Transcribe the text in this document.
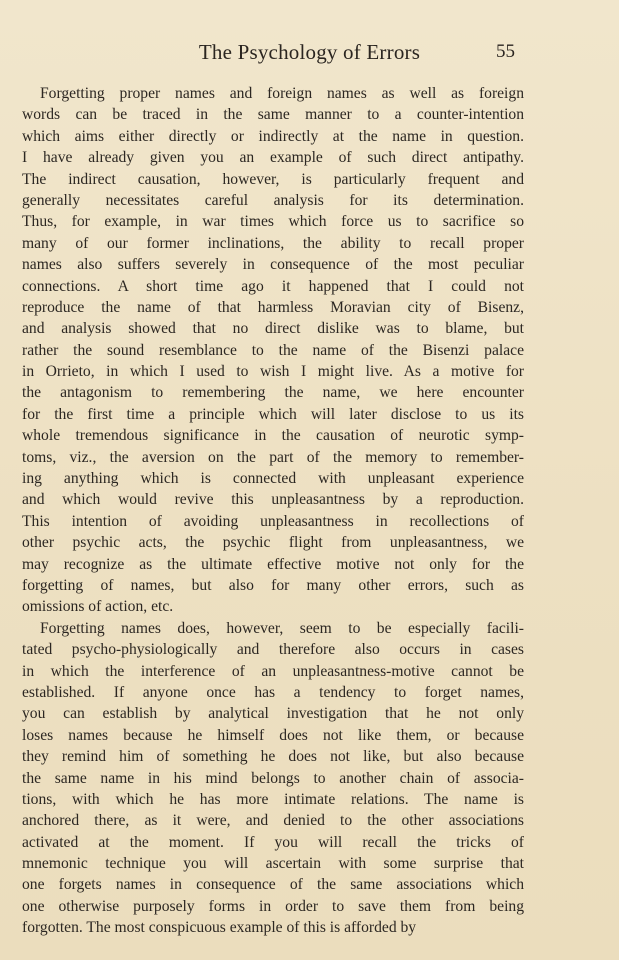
The Psychology of Errors	55
Forgetting proper names and foreign names as well as foreign
words can be traced in the same manner to a counter-intention
which aims either directly or indirectly at the name in question.
I have already given you an example of such direct antipathy.
The indirect causation, however, is particularly frequent and
generally necessitates careful analysis for its determination.
Thus, for example, in war times which force us to sacrifice so
many of our former inclinations, the ability to recall proper
names also suffers severely in consequence of the most peculiar
connections. A short time ago it happened that I could not
reproduce the name of that harmless Moravian city of Bisenz,
and analysis showed that no direct dislike was to blame, but
rather the sound resemblance to the name of the Bisenzi palace
in Orrieto, in which I used to wish I might live. As a motive for
the antagonism to remembering the name, we here encounter
for the first time a principle which will later disclose to us its
whole tremendous significance in the causation of neurotic symp-
toms, viz., the aversion on the part of the memory to remember-
ing anything which is connected with unpleasant experience
and which would revive this unpleasantness by a reproduction.
This intention of avoiding unpleasantness in recollections of
other psychic acts, the psychic flight from unpleasantness, we
may recognize as the ultimate effective motive not only for the
forgetting of names, but also for many other errors, such as
omissions of action, etc.
Forgetting names does, however, seem to be especially facili-
tated psycho-physiologically and therefore also occurs in cases
in which the interference of an unpleasantness-motive cannot be
established. If anyone once has a tendency to forget names,
you can establish by analytical investigation that he not only
loses names because he himself does not like them, or because
they remind him of something he does not like, but also because
the same name in his mind belongs to another chain of associa-
tions, with which he has more intimate relations. The name is
anchored there, as it were, and denied to the other associations
activated at the moment. If you will recall the tricks of
mnemonic technique you will ascertain with some surprise that
one forgets names in consequence of the same associations which
one otherwise purposely forms in order to save them from being
forgotten. The most conspicuous example of this is afforded by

........

_Exercise instructions_
Go through the listing above and write it all out exactly, leaving out any picture.

_Written answer_
Transcribe the text in this document.
The Psychology of Errors	55
Forgetting proper names and foreign names as well as foreign
words can be traced in the same manner to a counter-intention
which aims either directly or indirectly at the name in question.
I have already given you an example of such direct antipathy.
The indirect causation, however, is particularly frequent and
generally necessitates careful analysis for its determination.
Thus, for example, in war times which force us to sacrifice so
many of our former inclinations, the ability to recall proper
names also suffers severely in consequence of the most peculiar
connections. A short time ago it happened that I could not
reproduce the name of that harmless Moravian city of Bisenz,
and analysis showed that no direct dislike was to blame, but
rather the sound resemblance to the name of the Bisenzi palace
in Orrieto, in which I used to wish I might live. As a motive for
the antagonism to remembering the name, we here encounter
for the first time a principle which will later disclose to us its
whole tremendous significance in the causation of neurotic symp-
toms, viz., the aversion on the part of the memory to remember-
ing anything which is connected with unpleasant experience
and which would revive this unpleasantness by a reproduction.
This intention of avoiding unpleasantness in recollections of
other psychic acts, the psychic flight from unpleasantness, we
may recognize as the ultimate effective motive not only for the
forgetting of names, but also for many other errors, such as
omissions of action, etc.
Forgetting names does, however, seem to be especially facili-
tated psycho-physiologically and therefore also occurs in cases
in which the interference of an unpleasantness-motive cannot be
established. If anyone once has a tendency to forget names,
you can establish by analytical investigation that he not only
loses names because he himself does not like them, or because
they remind him of something he does not like, but also because
the same name in his mind belongs to another chain of associa-
tions, with which he has more intimate relations. The name is
anchored there, as it were, and denied to the other associations
activated at the moment. If you will recall the tricks of
mnemonic technique you will ascertain with some surprise that
one forgets names in consequence of the same associations which
one otherwise purposely forms in order to save them from being
forgotten. The most conspicuous example of this is afforded by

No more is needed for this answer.